What to do
Every line of the material below should be repeated exactly.

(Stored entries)
========
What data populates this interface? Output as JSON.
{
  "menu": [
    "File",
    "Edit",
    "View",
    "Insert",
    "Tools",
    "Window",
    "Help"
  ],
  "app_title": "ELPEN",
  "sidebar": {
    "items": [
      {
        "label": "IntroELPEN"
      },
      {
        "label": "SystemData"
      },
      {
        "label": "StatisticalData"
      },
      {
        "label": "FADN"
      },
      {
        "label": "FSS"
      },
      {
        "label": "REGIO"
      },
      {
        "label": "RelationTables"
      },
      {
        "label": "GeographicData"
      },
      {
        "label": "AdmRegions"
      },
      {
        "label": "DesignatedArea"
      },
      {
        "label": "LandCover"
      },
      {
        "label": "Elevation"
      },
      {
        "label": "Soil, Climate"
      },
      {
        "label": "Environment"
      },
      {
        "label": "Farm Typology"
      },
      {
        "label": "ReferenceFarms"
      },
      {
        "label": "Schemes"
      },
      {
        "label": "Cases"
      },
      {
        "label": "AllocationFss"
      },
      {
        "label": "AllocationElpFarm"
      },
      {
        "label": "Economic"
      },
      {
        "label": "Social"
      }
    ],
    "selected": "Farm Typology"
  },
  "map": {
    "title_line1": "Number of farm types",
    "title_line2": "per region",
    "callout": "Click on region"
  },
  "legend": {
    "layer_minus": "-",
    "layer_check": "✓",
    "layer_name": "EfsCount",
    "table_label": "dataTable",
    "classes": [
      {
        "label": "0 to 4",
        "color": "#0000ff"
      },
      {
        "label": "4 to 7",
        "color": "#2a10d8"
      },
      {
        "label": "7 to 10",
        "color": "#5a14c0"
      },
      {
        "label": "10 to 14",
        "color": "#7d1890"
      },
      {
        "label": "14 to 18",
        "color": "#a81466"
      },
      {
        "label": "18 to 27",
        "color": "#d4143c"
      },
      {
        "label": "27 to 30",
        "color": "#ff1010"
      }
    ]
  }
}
========
Final result
What data populates this interface? Output as JSON.
{
  "menu": [
    "File",
    "Edit",
    "View",
    "Insert",
    "Tools",
    "Window",
    "Help"
  ],
  "app_title": "ELPEN",
  "sidebar": {
    "items": [
      {
        "label": "IntroELPEN"
      },
      {
        "label": "SystemData"
      },
      {
        "label": "StatisticalData"
      },
      {
        "label": "FADN"
      },
      {
        "label": "FSS"
      },
      {
        "label": "REGIO"
      },
      {
        "label": "RelationTables"
      },
      {
        "label": "GeographicData"
      },
      {
        "label": "AdmRegions"
      },
      {
        "label": "DesignatedArea"
      },
      {
        "label": "LandCover"
      },
      {
        "label": "Elevation"
      },
      {
        "label": "Soil, Climate"
      },
      {
        "label": "Environment"
      },
      {
        "label": "Farm Typology"
      },
      {
        "label": "ReferenceFarms"
      },
      {
        "label": "Schemes"
      },
      {
        "label": "Cases"
      },
      {
        "label": "AllocationFss"
      },
      {
        "label": "AllocationElpFarm"
      },
      {
        "label": "Economic"
      },
      {
        "label": "Social"
      }
    ],
    "selected": "Farm Typology"
  },
  "map": {
    "title_line1": "Number of farm types",
    "title_line2": "per region",
    "callout": "Click on region"
  },
  "legend": {
    "layer_minus": "-",
    "layer_check": "✓",
    "layer_name": "EfsCount",
    "table_label": "dataTable",
    "classes": [
      {
        "label": "0 to 4",
        "color": "#0000ff"
      },
      {
        "label": "4 to 7",
        "color": "#2a10d8"
      },
      {
        "label": "7 to 10",
        "color": "#5a14c0"
      },
      {
        "label": "10 to 14",
        "color": "#7d1890"
      },
      {
        "label": "14 to 18",
        "color": "#a81466"
      },
      {
        "label": "18 to 27",
        "color": "#d4143c"
      },
      {
        "label": "27 to 30",
        "color": "#ff1010"
      }
    ]
  }
}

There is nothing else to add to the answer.